Prompt — Exact repetition is required: output every record in full.

* Begin Dataset entries *

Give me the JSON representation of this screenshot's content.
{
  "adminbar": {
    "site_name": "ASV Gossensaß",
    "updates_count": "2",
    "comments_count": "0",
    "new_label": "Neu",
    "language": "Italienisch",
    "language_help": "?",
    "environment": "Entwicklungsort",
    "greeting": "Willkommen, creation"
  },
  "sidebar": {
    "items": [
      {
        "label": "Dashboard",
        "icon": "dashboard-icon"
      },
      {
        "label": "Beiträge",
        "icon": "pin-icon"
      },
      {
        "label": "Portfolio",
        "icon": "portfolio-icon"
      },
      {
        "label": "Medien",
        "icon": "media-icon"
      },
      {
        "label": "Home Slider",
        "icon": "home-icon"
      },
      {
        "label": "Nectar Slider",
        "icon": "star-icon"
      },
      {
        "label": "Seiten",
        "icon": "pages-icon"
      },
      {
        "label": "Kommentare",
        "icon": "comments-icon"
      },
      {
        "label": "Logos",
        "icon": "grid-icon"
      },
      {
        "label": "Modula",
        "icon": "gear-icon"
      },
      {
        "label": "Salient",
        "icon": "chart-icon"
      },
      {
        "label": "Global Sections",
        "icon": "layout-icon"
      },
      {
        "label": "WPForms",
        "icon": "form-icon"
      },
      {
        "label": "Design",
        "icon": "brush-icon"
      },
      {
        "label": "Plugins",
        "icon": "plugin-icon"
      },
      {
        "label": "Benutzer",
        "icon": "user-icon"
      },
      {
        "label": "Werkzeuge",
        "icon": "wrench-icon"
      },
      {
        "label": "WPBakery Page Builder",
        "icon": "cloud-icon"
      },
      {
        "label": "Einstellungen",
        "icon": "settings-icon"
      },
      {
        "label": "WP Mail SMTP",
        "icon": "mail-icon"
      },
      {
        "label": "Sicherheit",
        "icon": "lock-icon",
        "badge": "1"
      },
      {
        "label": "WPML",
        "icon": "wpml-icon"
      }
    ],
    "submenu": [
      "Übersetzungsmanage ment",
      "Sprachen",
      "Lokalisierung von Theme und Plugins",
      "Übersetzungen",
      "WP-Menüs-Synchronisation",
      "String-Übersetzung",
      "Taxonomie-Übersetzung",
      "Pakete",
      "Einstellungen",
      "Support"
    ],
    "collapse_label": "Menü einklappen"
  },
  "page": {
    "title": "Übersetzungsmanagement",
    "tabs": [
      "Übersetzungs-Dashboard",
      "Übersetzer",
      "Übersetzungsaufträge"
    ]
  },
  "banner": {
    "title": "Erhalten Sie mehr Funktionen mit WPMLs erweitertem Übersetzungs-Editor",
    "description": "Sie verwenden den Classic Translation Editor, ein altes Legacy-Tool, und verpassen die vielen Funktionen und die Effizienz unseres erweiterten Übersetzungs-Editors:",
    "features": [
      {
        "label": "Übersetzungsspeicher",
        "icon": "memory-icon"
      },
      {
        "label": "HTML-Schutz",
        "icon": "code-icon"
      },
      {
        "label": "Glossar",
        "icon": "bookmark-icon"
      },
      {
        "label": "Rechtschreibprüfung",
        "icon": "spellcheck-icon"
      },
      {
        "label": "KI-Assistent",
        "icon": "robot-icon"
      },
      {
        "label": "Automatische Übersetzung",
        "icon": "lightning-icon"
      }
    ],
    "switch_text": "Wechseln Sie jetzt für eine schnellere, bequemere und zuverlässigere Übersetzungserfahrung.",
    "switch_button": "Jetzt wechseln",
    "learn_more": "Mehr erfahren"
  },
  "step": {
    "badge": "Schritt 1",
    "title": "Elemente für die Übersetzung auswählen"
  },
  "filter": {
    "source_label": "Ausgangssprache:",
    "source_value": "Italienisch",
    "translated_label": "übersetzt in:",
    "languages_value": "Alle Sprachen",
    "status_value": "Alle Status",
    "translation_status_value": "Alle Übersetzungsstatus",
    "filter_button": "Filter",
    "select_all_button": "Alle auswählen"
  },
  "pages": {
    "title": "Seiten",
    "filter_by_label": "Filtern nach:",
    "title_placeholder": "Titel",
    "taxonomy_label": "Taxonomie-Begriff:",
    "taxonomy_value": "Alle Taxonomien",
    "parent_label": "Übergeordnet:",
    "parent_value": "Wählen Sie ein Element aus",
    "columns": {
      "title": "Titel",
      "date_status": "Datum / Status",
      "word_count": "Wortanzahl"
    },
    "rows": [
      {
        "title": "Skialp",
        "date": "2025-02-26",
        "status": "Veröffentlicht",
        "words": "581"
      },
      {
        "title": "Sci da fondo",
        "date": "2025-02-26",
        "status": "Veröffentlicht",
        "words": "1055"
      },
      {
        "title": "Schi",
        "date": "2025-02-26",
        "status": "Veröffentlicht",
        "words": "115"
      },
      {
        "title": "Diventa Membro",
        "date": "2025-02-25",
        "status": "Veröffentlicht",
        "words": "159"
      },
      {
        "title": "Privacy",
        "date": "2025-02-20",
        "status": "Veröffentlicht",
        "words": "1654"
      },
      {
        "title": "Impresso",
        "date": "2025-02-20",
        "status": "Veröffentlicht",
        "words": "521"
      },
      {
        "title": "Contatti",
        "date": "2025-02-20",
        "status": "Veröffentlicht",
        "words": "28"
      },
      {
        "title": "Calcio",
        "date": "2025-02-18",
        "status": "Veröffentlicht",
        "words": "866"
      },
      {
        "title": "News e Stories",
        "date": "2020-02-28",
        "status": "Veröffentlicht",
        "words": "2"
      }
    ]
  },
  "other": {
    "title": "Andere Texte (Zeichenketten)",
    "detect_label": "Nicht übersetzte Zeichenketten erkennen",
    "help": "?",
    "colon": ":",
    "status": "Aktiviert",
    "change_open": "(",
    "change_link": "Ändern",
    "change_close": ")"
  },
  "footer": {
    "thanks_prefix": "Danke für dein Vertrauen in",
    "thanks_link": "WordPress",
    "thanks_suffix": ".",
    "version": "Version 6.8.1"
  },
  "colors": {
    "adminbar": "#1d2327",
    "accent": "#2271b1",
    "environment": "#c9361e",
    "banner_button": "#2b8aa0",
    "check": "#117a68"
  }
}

* End Dataset entries *

Task answer —
Give me the JSON representation of this screenshot's content.
{
  "adminbar": {
    "site_name": "ASV Gossensaß",
    "updates_count": "2",
    "comments_count": "0",
    "new_label": "Neu",
    "language": "Italienisch",
    "language_help": "?",
    "environment": "Entwicklungsort",
    "greeting": "Willkommen, creation"
  },
  "sidebar": {
    "items": [
      {
        "label": "Dashboard",
        "icon": "dashboard-icon"
      },
      {
        "label": "Beiträge",
        "icon": "pin-icon"
      },
      {
        "label": "Portfolio",
        "icon": "portfolio-icon"
      },
      {
        "label": "Medien",
        "icon": "media-icon"
      },
      {
        "label": "Home Slider",
        "icon": "home-icon"
      },
      {
        "label": "Nectar Slider",
        "icon": "star-icon"
      },
      {
        "label": "Seiten",
        "icon": "pages-icon"
      },
      {
        "label": "Kommentare",
        "icon": "comments-icon"
      },
      {
        "label": "Logos",
        "icon": "grid-icon"
      },
      {
        "label": "Modula",
        "icon": "gear-icon"
      },
      {
        "label": "Salient",
        "icon": "chart-icon"
      },
      {
        "label": "Global Sections",
        "icon": "layout-icon"
      },
      {
        "label": "WPForms",
        "icon": "form-icon"
      },
      {
        "label": "Design",
        "icon": "brush-icon"
      },
      {
        "label": "Plugins",
        "icon": "plugin-icon"
      },
      {
        "label": "Benutzer",
        "icon": "user-icon"
      },
      {
        "label": "Werkzeuge",
        "icon": "wrench-icon"
      },
      {
        "label": "WPBakery Page Builder",
        "icon": "cloud-icon"
      },
      {
        "label": "Einstellungen",
        "icon": "settings-icon"
      },
      {
        "label": "WP Mail SMTP",
        "icon": "mail-icon"
      },
      {
        "label": "Sicherheit",
        "icon": "lock-icon",
        "badge": "1"
      },
      {
        "label": "WPML",
        "icon": "wpml-icon"
      }
    ],
    "submenu": [
      "Übersetzungsmanage ment",
      "Sprachen",
      "Lokalisierung von Theme und Plugins",
      "Übersetzungen",
      "WP-Menüs-Synchronisation",
      "String-Übersetzung",
      "Taxonomie-Übersetzung",
      "Pakete",
      "Einstellungen",
      "Support"
    ],
    "collapse_label": "Menü einklappen"
  },
  "page": {
    "title": "Übersetzungsmanagement",
    "tabs": [
      "Übersetzungs-Dashboard",
      "Übersetzer",
      "Übersetzungsaufträge"
    ]
  },
  "banner": {
    "title": "Erhalten Sie mehr Funktionen mit WPMLs erweitertem Übersetzungs-Editor",
    "description": "Sie verwenden den Classic Translation Editor, ein altes Legacy-Tool, und verpassen die vielen Funktionen und die Effizienz unseres erweiterten Übersetzungs-Editors:",
    "features": [
      {
        "label": "Übersetzungsspeicher",
        "icon": "memory-icon"
      },
      {
        "label": "HTML-Schutz",
        "icon": "code-icon"
      },
      {
        "label": "Glossar",
        "icon": "bookmark-icon"
      },
      {
        "label": "Rechtschreibprüfung",
        "icon": "spellcheck-icon"
      },
      {
        "label": "KI-Assistent",
        "icon": "robot-icon"
      },
      {
        "label": "Automatische Übersetzung",
        "icon": "lightning-icon"
      }
    ],
    "switch_text": "Wechseln Sie jetzt für eine schnellere, bequemere und zuverlässigere Übersetzungserfahrung.",
    "switch_button": "Jetzt wechseln",
    "learn_more": "Mehr erfahren"
  },
  "step": {
    "badge": "Schritt 1",
    "title": "Elemente für die Übersetzung auswählen"
  },
  "filter": {
    "source_label": "Ausgangssprache:",
    "source_value": "Italienisch",
    "translated_label": "übersetzt in:",
    "languages_value": "Alle Sprachen",
    "status_value": "Alle Status",
    "translation_status_value": "Alle Übersetzungsstatus",
    "filter_button": "Filter",
    "select_all_button": "Alle auswählen"
  },
  "pages": {
    "title": "Seiten",
    "filter_by_label": "Filtern nach:",
    "title_placeholder": "Titel",
    "taxonomy_label": "Taxonomie-Begriff:",
    "taxonomy_value": "Alle Taxonomien",
    "parent_label": "Übergeordnet:",
    "parent_value": "Wählen Sie ein Element aus",
    "columns": {
      "title": "Titel",
      "date_status": "Datum / Status",
      "word_count": "Wortanzahl"
    },
    "rows": [
      {
        "title": "Skialp",
        "date": "2025-02-26",
        "status": "Veröffentlicht",
        "words": "581"
      },
      {
        "title": "Sci da fondo",
        "date": "2025-02-26",
        "status": "Veröffentlicht",
        "words": "1055"
      },
      {
        "title": "Schi",
        "date": "2025-02-26",
        "status": "Veröffentlicht",
        "words": "115"
      },
      {
        "title": "Diventa Membro",
        "date": "2025-02-25",
        "status": "Veröffentlicht",
        "words": "159"
      },
      {
        "title": "Privacy",
        "date": "2025-02-20",
        "status": "Veröffentlicht",
        "words": "1654"
      },
      {
        "title": "Impresso",
        "date": "2025-02-20",
        "status": "Veröffentlicht",
        "words": "521"
      },
      {
        "title": "Contatti",
        "date": "2025-02-20",
        "status": "Veröffentlicht",
        "words": "28"
      },
      {
        "title": "Calcio",
        "date": "2025-02-18",
        "status": "Veröffentlicht",
        "words": "866"
      },
      {
        "title": "News e Stories",
        "date": "2020-02-28",
        "status": "Veröffentlicht",
        "words": "2"
      }
    ]
  },
  "other": {
    "title": "Andere Texte (Zeichenketten)",
    "detect_label": "Nicht übersetzte Zeichenketten erkennen",
    "help": "?",
    "colon": ":",
    "status": "Aktiviert",
    "change_open": "(",
    "change_link": "Ändern",
    "change_close": ")"
  },
  "footer": {
    "thanks_prefix": "Danke für dein Vertrauen in",
    "thanks_link": "WordPress",
    "thanks_suffix": ".",
    "version": "Version 6.8.1"
  },
  "colors": {
    "adminbar": "#1d2327",
    "accent": "#2271b1",
    "environment": "#c9361e",
    "banner_button": "#2b8aa0",
    "check": "#117a68"
  }
}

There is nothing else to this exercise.